[START OF Data to use]

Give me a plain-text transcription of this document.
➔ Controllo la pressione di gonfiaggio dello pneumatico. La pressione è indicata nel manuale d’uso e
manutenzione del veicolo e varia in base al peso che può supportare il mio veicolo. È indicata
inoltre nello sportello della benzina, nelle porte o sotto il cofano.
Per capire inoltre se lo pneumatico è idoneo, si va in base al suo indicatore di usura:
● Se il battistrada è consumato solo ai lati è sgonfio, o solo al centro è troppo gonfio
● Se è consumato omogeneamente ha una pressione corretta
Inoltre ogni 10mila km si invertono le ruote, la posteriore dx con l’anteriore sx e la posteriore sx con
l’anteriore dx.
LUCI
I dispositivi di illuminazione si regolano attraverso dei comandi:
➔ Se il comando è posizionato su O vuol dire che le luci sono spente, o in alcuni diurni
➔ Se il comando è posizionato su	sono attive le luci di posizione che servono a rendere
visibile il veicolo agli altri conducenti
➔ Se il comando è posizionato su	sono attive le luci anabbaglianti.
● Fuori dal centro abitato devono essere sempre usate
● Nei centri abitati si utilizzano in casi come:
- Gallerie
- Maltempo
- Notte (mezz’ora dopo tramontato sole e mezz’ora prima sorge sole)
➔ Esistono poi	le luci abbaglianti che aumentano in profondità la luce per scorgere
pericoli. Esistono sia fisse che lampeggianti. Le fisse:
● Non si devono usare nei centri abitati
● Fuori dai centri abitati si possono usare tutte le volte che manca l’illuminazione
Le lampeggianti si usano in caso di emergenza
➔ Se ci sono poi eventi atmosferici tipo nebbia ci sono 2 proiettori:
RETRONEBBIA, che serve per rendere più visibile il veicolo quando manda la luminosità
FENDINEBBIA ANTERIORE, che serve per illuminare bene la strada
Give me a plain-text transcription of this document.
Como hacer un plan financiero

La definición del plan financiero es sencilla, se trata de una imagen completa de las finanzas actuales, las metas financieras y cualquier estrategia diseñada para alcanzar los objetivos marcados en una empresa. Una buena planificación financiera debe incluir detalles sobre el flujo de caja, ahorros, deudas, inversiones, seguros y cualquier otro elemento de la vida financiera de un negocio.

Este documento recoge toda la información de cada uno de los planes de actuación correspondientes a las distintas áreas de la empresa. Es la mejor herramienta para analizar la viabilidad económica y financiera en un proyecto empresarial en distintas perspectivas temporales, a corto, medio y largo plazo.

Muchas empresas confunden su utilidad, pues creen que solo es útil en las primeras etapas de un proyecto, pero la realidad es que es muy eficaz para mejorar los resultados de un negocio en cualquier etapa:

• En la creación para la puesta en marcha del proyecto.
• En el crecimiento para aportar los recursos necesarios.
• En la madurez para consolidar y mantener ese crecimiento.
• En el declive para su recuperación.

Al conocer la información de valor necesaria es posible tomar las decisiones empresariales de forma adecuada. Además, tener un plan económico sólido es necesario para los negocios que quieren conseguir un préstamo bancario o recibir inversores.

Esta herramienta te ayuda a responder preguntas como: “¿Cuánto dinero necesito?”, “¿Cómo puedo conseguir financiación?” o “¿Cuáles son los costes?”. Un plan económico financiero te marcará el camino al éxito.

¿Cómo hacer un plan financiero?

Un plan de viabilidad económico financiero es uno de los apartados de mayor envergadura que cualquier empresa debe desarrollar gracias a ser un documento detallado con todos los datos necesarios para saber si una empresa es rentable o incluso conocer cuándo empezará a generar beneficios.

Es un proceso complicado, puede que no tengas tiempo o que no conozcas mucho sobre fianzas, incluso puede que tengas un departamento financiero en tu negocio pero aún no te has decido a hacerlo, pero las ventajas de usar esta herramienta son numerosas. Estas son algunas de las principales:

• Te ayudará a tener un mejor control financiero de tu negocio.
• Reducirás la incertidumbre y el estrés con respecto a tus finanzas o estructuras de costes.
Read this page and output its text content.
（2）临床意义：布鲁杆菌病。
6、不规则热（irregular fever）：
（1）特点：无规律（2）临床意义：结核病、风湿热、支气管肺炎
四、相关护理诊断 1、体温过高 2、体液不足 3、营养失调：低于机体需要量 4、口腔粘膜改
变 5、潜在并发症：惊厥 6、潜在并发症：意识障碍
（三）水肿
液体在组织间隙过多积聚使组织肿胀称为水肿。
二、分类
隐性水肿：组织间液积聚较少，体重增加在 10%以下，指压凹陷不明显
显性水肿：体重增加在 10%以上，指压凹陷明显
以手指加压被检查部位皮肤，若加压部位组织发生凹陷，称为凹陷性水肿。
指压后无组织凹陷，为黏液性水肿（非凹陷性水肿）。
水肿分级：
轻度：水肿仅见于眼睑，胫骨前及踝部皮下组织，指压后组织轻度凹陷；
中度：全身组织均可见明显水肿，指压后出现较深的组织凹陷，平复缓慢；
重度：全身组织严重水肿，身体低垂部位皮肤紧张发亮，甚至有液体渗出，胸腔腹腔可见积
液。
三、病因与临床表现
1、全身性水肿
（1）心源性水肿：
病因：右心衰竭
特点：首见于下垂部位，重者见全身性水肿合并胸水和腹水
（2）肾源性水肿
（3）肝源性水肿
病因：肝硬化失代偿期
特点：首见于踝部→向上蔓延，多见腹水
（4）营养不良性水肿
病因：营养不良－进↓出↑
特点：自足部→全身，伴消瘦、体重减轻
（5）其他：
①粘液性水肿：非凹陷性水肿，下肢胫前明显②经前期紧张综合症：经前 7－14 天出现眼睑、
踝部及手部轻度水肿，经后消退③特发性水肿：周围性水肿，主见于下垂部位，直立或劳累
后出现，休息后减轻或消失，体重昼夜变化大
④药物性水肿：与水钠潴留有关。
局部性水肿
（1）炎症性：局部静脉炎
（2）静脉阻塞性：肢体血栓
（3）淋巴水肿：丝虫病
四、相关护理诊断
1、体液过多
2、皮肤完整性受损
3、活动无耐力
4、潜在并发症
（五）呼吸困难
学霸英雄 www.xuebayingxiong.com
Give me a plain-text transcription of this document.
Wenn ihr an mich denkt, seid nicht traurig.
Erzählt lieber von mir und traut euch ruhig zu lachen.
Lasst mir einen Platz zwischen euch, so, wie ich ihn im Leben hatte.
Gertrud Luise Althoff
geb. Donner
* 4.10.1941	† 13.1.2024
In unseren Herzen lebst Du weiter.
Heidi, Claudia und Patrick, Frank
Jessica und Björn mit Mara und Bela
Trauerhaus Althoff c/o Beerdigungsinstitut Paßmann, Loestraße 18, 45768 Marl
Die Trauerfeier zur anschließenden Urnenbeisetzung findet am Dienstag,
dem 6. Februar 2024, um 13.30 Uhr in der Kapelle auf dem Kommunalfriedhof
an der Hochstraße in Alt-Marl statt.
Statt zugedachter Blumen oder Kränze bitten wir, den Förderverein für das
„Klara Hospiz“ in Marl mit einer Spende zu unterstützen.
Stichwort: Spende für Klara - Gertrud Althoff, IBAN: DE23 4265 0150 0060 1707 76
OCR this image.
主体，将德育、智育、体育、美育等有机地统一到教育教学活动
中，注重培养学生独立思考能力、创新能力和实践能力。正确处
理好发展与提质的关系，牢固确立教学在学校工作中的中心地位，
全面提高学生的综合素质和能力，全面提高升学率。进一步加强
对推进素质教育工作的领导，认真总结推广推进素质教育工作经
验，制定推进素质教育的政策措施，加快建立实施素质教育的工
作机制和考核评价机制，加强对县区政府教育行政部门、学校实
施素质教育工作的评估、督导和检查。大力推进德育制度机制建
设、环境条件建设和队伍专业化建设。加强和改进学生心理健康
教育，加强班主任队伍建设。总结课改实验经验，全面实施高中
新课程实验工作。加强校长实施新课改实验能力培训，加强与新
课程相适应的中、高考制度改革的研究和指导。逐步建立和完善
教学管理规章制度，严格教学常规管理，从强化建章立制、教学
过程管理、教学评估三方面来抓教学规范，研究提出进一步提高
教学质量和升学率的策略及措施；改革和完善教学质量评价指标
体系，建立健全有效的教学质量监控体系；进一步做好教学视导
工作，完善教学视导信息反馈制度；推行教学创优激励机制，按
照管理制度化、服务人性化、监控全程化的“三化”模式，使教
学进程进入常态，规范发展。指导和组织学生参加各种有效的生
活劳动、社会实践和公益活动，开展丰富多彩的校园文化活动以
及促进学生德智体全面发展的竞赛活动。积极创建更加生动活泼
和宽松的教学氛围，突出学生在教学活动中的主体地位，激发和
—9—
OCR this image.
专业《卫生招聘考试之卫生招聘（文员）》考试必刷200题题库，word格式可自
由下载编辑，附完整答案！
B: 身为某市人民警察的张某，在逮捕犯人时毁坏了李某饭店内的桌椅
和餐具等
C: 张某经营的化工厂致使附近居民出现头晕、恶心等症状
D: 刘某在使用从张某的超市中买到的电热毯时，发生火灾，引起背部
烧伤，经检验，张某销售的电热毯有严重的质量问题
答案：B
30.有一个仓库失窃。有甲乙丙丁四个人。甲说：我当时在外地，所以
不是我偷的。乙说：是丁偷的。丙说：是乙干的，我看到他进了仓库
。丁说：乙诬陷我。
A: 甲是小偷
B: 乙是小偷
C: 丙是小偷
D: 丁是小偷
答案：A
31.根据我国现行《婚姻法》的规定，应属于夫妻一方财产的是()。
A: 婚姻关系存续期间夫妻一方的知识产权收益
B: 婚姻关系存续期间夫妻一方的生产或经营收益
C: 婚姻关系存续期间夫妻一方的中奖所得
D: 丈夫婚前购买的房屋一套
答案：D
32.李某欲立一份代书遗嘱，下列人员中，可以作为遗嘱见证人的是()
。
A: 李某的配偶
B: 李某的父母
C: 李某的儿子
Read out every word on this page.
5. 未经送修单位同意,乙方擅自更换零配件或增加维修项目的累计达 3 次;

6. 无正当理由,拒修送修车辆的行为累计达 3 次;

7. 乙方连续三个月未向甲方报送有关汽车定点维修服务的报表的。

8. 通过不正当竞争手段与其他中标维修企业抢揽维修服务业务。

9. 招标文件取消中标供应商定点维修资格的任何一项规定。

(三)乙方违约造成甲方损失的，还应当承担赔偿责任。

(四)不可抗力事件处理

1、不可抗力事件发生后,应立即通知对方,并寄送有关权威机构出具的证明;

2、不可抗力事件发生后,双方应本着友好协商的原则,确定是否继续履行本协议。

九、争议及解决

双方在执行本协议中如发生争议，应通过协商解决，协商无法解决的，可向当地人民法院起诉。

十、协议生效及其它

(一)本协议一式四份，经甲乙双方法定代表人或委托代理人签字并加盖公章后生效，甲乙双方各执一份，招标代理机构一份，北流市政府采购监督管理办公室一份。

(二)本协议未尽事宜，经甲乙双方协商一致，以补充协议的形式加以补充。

[END OF Data to use]

__Problem__: Return only the lines running from the line with "Read out every word on this page." to the last line of the records, both included, exactly as written.

__Solution for this problem__:
Read out every word on this page.
5. 未经送修单位同意,乙方擅自更换零配件或增加维修项目的累计达 3 次;

6. 无正当理由,拒修送修车辆的行为累计达 3 次;

7. 乙方连续三个月未向甲方报送有关汽车定点维修服务的报表的。

8. 通过不正当竞争手段与其他中标维修企业抢揽维修服务业务。

9. 招标文件取消中标供应商定点维修资格的任何一项规定。

(三)乙方违约造成甲方损失的，还应当承担赔偿责任。

(四)不可抗力事件处理

1、不可抗力事件发生后,应立即通知对方,并寄送有关权威机构出具的证明;

2、不可抗力事件发生后,双方应本着友好协商的原则,确定是否继续履行本协议。

九、争议及解决

双方在执行本协议中如发生争议，应通过协商解决，协商无法解决的，可向当地人民法院起诉。

十、协议生效及其它

(一)本协议一式四份，经甲乙双方法定代表人或委托代理人签字并加盖公章后生效，甲乙双方各执一份，招标代理机构一份，北流市政府采购监督管理办公室一份。

(二)本协议未尽事宜，经甲乙双方协商一致，以补充协议的形式加以补充。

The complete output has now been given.